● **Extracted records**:
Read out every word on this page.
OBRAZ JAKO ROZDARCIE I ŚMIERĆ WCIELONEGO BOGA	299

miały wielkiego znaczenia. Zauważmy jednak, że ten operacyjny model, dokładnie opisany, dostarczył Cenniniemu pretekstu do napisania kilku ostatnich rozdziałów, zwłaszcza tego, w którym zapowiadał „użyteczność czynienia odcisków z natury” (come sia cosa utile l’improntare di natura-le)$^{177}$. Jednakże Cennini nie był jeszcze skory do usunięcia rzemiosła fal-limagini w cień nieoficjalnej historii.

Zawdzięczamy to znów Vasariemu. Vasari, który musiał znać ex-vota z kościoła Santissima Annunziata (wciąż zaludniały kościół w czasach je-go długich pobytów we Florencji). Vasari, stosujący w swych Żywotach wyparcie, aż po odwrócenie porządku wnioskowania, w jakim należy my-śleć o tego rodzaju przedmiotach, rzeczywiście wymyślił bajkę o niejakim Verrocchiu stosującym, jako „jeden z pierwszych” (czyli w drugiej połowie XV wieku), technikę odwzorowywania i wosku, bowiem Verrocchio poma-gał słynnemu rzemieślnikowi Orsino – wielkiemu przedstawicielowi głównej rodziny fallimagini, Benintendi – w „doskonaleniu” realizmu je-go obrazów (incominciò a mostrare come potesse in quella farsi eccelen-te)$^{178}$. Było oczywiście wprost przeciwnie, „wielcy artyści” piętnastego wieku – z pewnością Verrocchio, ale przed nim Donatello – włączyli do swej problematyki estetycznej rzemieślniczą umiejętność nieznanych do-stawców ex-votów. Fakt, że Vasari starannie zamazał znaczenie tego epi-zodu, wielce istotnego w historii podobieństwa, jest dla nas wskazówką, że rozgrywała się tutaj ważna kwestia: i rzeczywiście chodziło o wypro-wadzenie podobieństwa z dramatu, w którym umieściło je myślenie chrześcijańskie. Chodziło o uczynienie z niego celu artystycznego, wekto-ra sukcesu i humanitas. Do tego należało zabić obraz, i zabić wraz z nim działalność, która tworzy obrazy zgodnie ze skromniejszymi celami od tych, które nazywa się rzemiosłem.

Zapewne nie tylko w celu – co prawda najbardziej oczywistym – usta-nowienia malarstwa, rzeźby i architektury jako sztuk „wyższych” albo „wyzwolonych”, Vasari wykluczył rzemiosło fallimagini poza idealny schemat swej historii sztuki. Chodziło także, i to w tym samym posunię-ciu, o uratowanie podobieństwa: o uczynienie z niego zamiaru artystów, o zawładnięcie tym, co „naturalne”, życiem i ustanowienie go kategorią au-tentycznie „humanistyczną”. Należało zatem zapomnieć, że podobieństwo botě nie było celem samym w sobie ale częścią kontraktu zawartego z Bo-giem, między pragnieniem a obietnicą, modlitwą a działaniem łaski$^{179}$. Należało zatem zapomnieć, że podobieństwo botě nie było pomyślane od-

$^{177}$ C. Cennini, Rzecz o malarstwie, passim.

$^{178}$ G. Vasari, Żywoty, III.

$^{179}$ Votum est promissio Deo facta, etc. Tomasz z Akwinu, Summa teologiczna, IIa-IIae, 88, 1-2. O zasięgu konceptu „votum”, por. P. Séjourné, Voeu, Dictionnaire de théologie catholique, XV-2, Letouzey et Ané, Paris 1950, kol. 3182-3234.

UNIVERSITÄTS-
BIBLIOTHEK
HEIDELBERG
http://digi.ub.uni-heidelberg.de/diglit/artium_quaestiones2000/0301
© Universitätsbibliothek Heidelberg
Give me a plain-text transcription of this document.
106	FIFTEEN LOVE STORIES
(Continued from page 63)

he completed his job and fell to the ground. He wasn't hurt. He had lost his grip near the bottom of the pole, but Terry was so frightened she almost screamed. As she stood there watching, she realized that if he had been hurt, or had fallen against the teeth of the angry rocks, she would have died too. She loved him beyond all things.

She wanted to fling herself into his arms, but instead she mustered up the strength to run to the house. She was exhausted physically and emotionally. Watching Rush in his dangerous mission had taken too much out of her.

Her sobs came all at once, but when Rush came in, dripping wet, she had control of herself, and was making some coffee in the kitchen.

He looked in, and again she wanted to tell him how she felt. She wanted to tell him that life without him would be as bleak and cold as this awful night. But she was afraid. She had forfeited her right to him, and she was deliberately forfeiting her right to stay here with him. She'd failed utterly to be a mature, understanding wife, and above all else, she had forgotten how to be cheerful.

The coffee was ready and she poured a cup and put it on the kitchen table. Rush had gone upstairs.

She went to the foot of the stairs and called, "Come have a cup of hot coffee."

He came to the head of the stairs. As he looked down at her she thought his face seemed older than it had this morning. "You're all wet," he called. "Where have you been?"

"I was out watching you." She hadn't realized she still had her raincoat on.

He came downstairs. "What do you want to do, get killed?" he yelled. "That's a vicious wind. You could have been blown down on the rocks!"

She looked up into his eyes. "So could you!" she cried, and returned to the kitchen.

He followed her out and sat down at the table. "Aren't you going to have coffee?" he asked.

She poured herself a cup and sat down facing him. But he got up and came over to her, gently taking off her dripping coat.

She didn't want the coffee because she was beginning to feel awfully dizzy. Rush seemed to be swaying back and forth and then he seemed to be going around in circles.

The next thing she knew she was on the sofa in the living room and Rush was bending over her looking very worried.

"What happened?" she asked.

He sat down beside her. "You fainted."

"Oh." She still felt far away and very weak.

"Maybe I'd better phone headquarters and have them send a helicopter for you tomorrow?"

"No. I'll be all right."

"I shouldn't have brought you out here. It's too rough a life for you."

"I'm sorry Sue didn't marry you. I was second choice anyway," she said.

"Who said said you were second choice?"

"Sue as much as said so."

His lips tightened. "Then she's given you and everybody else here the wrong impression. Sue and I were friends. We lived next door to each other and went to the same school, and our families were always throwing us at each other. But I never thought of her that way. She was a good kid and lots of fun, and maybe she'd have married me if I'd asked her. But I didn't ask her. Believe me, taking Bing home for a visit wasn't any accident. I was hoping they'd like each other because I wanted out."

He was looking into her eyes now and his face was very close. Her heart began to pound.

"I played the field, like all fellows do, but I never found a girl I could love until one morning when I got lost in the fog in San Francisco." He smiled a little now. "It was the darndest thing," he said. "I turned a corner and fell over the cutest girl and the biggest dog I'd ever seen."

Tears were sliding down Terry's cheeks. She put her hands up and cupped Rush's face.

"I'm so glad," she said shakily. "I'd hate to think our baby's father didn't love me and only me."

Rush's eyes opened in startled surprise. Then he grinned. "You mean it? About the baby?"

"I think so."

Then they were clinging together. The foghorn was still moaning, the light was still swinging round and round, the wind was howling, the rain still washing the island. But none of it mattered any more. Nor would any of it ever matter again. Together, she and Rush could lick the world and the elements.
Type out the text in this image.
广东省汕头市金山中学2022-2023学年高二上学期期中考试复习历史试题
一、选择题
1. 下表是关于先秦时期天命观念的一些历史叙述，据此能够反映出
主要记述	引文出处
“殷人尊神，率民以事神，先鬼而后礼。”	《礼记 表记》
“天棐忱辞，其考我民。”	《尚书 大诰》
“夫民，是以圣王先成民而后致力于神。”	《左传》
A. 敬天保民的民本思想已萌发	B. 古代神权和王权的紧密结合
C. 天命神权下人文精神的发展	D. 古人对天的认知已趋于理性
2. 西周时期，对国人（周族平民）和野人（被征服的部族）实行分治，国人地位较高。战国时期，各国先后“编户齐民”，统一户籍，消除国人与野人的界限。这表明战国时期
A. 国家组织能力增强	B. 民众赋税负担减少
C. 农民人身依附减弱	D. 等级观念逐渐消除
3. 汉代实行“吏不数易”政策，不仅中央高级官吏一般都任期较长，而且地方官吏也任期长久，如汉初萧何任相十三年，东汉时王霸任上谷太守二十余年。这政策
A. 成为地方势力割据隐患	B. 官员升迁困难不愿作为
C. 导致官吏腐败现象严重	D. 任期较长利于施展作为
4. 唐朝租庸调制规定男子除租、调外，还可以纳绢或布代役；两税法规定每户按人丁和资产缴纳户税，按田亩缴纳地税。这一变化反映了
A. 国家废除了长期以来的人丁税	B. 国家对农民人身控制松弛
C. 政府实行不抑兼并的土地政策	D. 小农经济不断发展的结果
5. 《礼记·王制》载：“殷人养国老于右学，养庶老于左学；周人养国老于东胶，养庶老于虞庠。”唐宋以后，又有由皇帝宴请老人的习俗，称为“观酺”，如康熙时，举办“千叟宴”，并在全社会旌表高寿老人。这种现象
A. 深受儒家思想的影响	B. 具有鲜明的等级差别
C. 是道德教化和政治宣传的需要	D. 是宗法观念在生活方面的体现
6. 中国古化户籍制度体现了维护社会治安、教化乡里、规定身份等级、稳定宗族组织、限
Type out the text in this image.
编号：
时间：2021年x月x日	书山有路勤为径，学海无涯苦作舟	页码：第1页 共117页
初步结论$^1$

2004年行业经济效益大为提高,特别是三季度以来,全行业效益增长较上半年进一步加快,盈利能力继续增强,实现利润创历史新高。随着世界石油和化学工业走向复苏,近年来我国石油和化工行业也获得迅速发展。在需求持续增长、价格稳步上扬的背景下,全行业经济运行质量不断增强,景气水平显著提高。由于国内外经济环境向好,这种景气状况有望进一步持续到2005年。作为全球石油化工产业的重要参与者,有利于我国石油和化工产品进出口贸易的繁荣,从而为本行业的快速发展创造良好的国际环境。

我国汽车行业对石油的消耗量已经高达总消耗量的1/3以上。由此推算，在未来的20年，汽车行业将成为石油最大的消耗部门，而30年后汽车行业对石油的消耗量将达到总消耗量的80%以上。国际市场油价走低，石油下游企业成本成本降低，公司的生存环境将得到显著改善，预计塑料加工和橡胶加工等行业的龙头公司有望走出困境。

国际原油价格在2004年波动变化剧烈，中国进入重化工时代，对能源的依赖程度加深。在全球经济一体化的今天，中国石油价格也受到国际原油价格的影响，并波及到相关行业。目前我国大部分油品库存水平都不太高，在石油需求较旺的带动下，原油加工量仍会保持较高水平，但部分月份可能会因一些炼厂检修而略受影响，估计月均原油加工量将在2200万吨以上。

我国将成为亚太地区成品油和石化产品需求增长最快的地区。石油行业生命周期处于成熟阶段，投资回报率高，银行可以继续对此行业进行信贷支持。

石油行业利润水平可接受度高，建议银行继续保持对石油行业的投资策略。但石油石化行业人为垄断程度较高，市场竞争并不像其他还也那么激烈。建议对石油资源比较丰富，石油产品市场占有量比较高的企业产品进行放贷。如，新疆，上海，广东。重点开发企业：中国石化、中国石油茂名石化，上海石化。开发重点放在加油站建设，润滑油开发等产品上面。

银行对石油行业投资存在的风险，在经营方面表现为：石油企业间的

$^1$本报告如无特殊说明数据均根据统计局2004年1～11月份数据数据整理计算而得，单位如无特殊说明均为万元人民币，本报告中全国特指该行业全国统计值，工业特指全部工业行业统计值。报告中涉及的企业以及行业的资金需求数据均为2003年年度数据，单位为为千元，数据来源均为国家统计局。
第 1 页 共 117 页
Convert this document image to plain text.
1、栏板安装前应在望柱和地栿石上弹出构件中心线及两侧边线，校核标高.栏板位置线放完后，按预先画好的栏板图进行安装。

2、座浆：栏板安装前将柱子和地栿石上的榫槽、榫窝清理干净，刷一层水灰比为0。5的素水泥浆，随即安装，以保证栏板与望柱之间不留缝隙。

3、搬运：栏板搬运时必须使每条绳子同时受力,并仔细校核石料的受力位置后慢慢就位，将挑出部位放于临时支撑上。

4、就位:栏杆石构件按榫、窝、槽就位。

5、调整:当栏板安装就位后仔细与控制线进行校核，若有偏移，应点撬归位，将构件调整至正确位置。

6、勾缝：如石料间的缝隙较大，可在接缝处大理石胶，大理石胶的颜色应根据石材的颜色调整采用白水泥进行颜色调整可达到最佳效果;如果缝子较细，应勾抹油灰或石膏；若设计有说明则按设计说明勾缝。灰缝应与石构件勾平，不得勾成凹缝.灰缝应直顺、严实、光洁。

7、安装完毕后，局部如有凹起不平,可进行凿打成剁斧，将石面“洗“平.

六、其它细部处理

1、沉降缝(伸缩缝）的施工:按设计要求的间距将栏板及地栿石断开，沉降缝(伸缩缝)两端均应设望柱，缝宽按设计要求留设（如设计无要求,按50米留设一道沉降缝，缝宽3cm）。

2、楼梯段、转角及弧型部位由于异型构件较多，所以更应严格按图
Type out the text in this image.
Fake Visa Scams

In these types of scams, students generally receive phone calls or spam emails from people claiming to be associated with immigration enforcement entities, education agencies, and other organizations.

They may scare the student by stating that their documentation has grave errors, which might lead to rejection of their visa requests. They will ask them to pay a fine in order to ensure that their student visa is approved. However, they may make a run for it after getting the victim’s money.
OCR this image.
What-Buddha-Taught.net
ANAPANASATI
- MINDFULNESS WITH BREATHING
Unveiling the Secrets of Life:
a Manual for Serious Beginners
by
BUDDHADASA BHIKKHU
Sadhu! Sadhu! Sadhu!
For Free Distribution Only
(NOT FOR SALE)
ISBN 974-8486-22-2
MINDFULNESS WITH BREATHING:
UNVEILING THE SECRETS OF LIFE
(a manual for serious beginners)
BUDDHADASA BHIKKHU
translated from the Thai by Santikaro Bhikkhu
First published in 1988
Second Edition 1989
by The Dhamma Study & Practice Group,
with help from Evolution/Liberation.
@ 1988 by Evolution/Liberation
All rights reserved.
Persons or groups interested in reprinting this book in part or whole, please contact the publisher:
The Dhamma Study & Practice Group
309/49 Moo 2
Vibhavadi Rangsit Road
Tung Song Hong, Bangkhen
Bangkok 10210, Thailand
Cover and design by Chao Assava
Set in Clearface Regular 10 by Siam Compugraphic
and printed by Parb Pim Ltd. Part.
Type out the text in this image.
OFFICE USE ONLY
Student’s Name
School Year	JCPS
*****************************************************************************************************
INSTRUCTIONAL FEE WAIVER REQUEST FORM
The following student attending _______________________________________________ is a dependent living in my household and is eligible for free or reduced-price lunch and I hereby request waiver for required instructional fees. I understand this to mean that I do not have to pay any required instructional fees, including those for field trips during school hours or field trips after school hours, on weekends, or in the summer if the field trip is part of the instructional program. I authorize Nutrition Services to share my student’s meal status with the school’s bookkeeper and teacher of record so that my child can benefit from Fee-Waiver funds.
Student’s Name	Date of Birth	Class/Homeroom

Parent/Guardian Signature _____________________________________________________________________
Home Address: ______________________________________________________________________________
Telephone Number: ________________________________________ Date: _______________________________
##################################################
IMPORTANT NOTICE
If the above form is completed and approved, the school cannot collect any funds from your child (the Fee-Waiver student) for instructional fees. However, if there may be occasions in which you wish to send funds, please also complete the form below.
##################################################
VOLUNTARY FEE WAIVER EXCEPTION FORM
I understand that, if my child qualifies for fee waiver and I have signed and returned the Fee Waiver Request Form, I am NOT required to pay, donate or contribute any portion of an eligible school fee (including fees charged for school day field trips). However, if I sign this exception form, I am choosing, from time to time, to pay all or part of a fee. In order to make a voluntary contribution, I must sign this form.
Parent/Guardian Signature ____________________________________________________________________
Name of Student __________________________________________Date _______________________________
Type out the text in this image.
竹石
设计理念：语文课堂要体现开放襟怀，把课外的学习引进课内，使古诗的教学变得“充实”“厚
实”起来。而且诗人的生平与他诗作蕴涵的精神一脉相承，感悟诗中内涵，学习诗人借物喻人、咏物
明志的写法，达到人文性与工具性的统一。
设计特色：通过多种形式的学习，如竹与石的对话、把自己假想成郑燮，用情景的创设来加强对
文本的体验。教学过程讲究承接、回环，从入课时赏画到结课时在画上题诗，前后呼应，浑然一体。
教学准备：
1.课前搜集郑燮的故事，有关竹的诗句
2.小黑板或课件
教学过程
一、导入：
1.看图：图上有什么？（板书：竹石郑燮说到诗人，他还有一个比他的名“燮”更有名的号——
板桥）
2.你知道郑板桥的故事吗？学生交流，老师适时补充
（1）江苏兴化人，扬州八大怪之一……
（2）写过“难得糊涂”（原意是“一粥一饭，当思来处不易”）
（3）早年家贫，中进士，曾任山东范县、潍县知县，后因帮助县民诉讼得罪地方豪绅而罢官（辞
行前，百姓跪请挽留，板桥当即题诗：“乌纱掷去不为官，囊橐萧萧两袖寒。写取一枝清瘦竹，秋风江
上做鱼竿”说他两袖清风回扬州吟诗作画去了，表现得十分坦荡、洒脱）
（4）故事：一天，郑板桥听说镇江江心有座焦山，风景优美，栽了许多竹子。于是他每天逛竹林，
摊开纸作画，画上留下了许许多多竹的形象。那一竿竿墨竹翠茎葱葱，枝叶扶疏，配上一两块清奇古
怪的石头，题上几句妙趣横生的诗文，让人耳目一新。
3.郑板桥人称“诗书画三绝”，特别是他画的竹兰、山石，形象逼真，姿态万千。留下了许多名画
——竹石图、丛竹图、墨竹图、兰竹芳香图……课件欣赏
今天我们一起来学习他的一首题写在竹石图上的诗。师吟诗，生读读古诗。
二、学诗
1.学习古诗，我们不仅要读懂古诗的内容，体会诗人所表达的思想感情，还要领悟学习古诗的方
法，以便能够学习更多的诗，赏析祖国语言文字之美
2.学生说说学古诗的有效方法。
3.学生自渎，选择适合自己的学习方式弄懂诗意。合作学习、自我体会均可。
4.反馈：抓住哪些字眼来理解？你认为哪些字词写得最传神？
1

● **Task to complete**: Return, from the data, each line that has the word "felt" in it.

● **Task output**:
He looked in, and again she wanted to tell him how she felt. She wanted to tell him that life without him would be as bleak and cold as this awful night. But she was afraid. She had forfeited her right to him, and she was deliberately forfeiting her right to stay here with him. She'd failed utterly to be a mature, understanding wife, and above all else, she had forgotten how to be cheerful.
"Oh." She still felt far away and very weak.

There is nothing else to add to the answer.